▸ **GIVEN DATA**:

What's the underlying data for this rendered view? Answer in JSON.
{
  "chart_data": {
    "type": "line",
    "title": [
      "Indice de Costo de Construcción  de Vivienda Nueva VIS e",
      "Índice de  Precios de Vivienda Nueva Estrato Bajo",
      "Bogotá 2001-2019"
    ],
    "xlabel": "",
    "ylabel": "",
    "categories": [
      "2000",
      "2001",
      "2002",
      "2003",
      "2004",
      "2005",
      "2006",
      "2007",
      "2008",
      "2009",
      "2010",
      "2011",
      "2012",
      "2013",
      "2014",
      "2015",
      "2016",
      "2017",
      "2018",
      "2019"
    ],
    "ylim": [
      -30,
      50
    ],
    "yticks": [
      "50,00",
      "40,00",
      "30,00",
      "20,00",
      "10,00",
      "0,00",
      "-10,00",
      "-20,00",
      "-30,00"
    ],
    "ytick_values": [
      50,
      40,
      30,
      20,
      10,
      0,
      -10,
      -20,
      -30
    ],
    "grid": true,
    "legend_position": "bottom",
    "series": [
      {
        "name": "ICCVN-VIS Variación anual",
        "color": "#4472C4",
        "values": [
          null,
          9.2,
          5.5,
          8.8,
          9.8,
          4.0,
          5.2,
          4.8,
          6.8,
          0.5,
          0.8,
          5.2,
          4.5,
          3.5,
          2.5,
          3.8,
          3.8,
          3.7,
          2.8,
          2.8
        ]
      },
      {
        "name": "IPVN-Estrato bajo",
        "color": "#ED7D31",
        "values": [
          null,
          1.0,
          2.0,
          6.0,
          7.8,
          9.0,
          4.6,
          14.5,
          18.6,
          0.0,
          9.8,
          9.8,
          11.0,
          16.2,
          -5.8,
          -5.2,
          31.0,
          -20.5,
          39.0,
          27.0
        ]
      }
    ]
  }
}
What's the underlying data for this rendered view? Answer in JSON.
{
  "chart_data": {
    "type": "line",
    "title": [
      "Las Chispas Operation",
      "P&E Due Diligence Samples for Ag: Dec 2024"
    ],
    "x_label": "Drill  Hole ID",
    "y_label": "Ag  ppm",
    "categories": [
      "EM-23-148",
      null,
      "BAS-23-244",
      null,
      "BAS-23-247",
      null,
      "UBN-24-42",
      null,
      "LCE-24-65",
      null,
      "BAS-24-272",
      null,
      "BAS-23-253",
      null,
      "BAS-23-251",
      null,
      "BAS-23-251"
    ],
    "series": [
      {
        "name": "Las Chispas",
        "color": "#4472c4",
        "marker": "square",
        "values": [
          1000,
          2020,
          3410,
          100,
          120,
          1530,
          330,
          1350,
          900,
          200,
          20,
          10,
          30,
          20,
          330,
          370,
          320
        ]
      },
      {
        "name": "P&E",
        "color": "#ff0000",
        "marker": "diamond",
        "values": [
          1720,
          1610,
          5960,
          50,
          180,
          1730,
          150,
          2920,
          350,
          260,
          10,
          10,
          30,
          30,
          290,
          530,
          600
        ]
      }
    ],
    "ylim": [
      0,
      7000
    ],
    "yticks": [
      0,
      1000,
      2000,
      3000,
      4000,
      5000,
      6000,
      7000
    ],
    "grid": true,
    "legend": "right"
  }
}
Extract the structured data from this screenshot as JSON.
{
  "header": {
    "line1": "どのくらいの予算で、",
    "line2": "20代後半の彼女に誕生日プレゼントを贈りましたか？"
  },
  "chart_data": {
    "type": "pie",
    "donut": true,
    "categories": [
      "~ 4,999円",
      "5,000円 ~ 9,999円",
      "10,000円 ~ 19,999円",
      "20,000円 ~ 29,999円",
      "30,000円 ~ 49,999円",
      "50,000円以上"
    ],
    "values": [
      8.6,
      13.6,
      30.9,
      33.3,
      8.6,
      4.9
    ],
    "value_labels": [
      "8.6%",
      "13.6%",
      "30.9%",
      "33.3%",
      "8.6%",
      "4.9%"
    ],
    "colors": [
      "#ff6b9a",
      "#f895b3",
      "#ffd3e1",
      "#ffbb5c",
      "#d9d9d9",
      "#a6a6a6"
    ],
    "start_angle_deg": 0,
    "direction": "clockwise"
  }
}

▸ **EXERCISE DETAILS**:
Check every line for "Chispas" and show the ones that have it.

▸ **EXPECTED ANSWER**:
      "Las Chispas Operation",
        "name": "Las Chispas",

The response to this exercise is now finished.